Rewrite the records below with every "day-number" changed to "date-number", keeping everything else the same.
* start MATERIALS PROVIDED *
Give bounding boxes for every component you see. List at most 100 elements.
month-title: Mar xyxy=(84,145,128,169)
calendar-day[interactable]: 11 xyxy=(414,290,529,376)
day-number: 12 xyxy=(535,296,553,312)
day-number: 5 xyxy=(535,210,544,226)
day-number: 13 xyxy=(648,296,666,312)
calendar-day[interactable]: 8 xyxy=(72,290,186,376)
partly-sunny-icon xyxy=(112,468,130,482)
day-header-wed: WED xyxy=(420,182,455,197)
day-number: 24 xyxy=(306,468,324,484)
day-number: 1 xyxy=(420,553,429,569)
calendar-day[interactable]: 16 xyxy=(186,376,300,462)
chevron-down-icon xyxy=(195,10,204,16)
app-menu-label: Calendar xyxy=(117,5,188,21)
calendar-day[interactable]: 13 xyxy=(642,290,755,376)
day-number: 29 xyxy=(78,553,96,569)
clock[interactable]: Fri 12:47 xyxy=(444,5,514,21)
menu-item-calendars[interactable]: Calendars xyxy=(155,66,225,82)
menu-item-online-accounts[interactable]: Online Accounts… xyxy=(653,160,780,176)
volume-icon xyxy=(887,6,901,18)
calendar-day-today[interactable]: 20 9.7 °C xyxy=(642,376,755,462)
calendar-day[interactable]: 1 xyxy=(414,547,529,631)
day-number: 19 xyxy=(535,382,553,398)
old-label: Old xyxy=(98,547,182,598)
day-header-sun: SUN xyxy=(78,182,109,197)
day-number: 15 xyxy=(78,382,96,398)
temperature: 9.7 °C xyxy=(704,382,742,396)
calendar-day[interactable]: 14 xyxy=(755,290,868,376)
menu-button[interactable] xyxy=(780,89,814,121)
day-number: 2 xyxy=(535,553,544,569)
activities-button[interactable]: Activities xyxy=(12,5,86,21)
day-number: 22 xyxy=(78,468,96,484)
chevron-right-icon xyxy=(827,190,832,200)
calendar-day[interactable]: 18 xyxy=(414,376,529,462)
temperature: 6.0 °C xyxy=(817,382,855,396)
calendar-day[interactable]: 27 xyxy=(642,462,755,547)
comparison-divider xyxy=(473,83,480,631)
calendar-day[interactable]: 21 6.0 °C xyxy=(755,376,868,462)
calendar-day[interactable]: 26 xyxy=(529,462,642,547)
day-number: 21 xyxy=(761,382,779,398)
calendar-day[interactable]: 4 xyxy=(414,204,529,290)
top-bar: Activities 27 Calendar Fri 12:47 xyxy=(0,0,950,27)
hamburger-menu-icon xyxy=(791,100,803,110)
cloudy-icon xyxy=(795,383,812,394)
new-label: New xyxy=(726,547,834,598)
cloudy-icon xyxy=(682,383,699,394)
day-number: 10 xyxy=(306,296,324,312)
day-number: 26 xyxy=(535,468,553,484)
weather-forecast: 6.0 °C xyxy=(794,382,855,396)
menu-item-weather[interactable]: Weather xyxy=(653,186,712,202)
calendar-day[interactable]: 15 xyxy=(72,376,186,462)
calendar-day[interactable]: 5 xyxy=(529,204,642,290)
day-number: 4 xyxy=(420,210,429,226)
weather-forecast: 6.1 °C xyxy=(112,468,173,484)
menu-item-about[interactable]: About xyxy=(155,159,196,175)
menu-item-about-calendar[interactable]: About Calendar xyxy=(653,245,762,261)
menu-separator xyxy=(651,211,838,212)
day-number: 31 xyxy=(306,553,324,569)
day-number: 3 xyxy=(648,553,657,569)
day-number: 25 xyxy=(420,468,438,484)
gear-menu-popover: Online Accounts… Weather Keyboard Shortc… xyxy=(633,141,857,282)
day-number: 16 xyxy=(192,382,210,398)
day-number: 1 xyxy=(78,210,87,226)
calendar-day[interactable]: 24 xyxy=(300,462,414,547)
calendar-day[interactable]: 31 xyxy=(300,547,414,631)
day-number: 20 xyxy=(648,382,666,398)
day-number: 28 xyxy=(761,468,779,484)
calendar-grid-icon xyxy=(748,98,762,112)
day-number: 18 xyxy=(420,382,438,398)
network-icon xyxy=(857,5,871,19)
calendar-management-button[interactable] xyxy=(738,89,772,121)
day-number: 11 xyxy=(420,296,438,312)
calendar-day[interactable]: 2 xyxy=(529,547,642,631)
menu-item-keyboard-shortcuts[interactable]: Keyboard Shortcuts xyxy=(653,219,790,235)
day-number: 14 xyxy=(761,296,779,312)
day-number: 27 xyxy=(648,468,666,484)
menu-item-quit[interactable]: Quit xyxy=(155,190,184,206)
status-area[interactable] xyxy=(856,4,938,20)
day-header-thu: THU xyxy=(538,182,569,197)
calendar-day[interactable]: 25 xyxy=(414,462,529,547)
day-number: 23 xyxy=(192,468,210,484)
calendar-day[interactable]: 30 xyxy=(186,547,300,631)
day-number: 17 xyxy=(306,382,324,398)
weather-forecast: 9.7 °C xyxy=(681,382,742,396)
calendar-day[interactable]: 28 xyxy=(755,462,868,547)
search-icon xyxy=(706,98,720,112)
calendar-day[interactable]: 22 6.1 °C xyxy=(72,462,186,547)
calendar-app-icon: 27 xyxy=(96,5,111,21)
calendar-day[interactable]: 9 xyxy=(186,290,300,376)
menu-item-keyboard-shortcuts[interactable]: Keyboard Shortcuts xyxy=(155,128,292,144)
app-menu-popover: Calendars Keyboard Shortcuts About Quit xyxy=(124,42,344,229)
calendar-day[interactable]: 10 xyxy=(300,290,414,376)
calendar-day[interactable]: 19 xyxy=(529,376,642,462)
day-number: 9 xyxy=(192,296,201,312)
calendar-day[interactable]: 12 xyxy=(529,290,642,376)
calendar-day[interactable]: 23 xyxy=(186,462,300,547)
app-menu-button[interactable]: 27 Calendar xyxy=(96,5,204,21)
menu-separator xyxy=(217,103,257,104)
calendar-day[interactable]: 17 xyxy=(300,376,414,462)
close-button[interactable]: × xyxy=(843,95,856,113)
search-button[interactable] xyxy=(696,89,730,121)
* end MATERIALS PROVIDED *
(SOLUTION FOR THIS TASK)
Give bounding boxes for every component you see. List at most 100 elements.
month-title: Mar xyxy=(84,145,128,169)
calendar-day[interactable]: 11 xyxy=(414,290,529,376)
date-number: 12 xyxy=(535,296,553,312)
date-number: 5 xyxy=(535,210,544,226)
date-number: 13 xyxy=(648,296,666,312)
calendar-day[interactable]: 8 xyxy=(72,290,186,376)
partly-sunny-icon xyxy=(112,468,130,482)
day-header-wed: WED xyxy=(420,182,455,197)
date-number: 24 xyxy=(306,468,324,484)
date-number: 1 xyxy=(420,553,429,569)
calendar-day[interactable]: 16 xyxy=(186,376,300,462)
chevron-down-icon xyxy=(195,10,204,16)
app-menu-label: Calendar xyxy=(117,5,188,21)
calendar-day[interactable]: 13 xyxy=(642,290,755,376)
date-number: 29 xyxy=(78,553,96,569)
clock[interactable]: Fri 12:47 xyxy=(444,5,514,21)
menu-item-calendars[interactable]: Calendars xyxy=(155,66,225,82)
menu-item-online-accounts[interactable]: Online Accounts… xyxy=(653,160,780,176)
volume-icon xyxy=(887,6,901,18)
calendar-day-today[interactable]: 20 9.7 °C xyxy=(642,376,755,462)
calendar-day[interactable]: 1 xyxy=(414,547,529,631)
date-number: 19 xyxy=(535,382,553,398)
old-label: Old xyxy=(98,547,182,598)
day-header-sun: SUN xyxy=(78,182,109,197)
date-number: 15 xyxy=(78,382,96,398)
temperature: 9.7 °C xyxy=(704,382,742,396)
calendar-day[interactable]: 14 xyxy=(755,290,868,376)
menu-button[interactable] xyxy=(780,89,814,121)
date-number: 2 xyxy=(535,553,544,569)
activities-button[interactable]: Activities xyxy=(12,5,86,21)
date-number: 22 xyxy=(78,468,96,484)
chevron-right-icon xyxy=(827,190,832,200)
calendar-day[interactable]: 18 xyxy=(414,376,529,462)
temperature: 6.0 °C xyxy=(817,382,855,396)
calendar-day[interactable]: 27 xyxy=(642,462,755,547)
comparison-divider xyxy=(473,83,480,631)
calendar-day[interactable]: 21 6.0 °C xyxy=(755,376,868,462)
calendar-day[interactable]: 26 xyxy=(529,462,642,547)
date-number: 21 xyxy=(761,382,779,398)
calendar-day[interactable]: 4 xyxy=(414,204,529,290)
top-bar: Activities 27 Calendar Fri 12:47 xyxy=(0,0,950,27)
hamburger-menu-icon xyxy=(791,100,803,110)
cloudy-icon xyxy=(795,383,812,394)
new-label: New xyxy=(726,547,834,598)
cloudy-icon xyxy=(682,383,699,394)
date-number: 10 xyxy=(306,296,324,312)
date-number: 26 xyxy=(535,468,553,484)
weather-forecast: 6.0 °C xyxy=(794,382,855,396)
menu-item-weather[interactable]: Weather xyxy=(653,186,712,202)
calendar-day[interactable]: 15 xyxy=(72,376,186,462)
calendar-day[interactable]: 5 xyxy=(529,204,642,290)
date-number: 4 xyxy=(420,210,429,226)
weather-forecast: 6.1 °C xyxy=(112,468,173,484)
menu-item-about[interactable]: About xyxy=(155,159,196,175)
menu-item-about-calendar[interactable]: About Calendar xyxy=(653,245,762,261)
menu-separator xyxy=(651,211,838,212)
date-number: 31 xyxy=(306,553,324,569)
date-number: 3 xyxy=(648,553,657,569)
date-number: 25 xyxy=(420,468,438,484)
gear-menu-popover: Online Accounts… Weather Keyboard Shortc… xyxy=(633,141,857,282)
date-number: 16 xyxy=(192,382,210,398)
date-number: 1 xyxy=(78,210,87,226)
calendar-day[interactable]: 24 xyxy=(300,462,414,547)
calendar-day[interactable]: 31 xyxy=(300,547,414,631)
date-number: 20 xyxy=(648,382,666,398)
date-number: 28 xyxy=(761,468,779,484)
calendar-grid-icon xyxy=(748,98,762,112)
date-number: 18 xyxy=(420,382,438,398)
network-icon xyxy=(857,5,871,19)
calendar-management-button[interactable] xyxy=(738,89,772,121)
date-number: 11 xyxy=(420,296,438,312)
calendar-day[interactable]: 2 xyxy=(529,547,642,631)
menu-item-keyboard-shortcuts[interactable]: Keyboard Shortcuts xyxy=(653,219,790,235)
date-number: 14 xyxy=(761,296,779,312)
date-number: 27 xyxy=(648,468,666,484)
menu-item-quit[interactable]: Quit xyxy=(155,190,184,206)
status-area[interactable] xyxy=(856,4,938,20)
day-header-thu: THU xyxy=(538,182,569,197)
calendar-day[interactable]: 25 xyxy=(414,462,529,547)
date-number: 23 xyxy=(192,468,210,484)
calendar-day[interactable]: 30 xyxy=(186,547,300,631)
date-number: 17 xyxy=(306,382,324,398)
weather-forecast: 9.7 °C xyxy=(681,382,742,396)
calendar-day[interactable]: 28 xyxy=(755,462,868,547)
search-icon xyxy=(706,98,720,112)
calendar-day[interactable]: 22 6.1 °C xyxy=(72,462,186,547)
calendar-app-icon: 27 xyxy=(96,5,111,21)
calendar-day[interactable]: 9 xyxy=(186,290,300,376)
menu-item-keyboard-shortcuts[interactable]: Keyboard Shortcuts xyxy=(155,128,292,144)
app-menu-popover: Calendars Keyboard Shortcuts About Quit xyxy=(124,42,344,229)
calendar-day[interactable]: 10 xyxy=(300,290,414,376)
calendar-day[interactable]: 19 xyxy=(529,376,642,462)
date-number: 9 xyxy=(192,296,201,312)
calendar-day[interactable]: 12 xyxy=(529,290,642,376)
calendar-day[interactable]: 23 xyxy=(186,462,300,547)
app-menu-button[interactable]: 27 Calendar xyxy=(96,5,204,21)
menu-separator xyxy=(217,103,257,104)
calendar-day[interactable]: 17 xyxy=(300,376,414,462)
close-button[interactable]: × xyxy=(843,95,856,113)
search-button[interactable] xyxy=(696,89,730,121)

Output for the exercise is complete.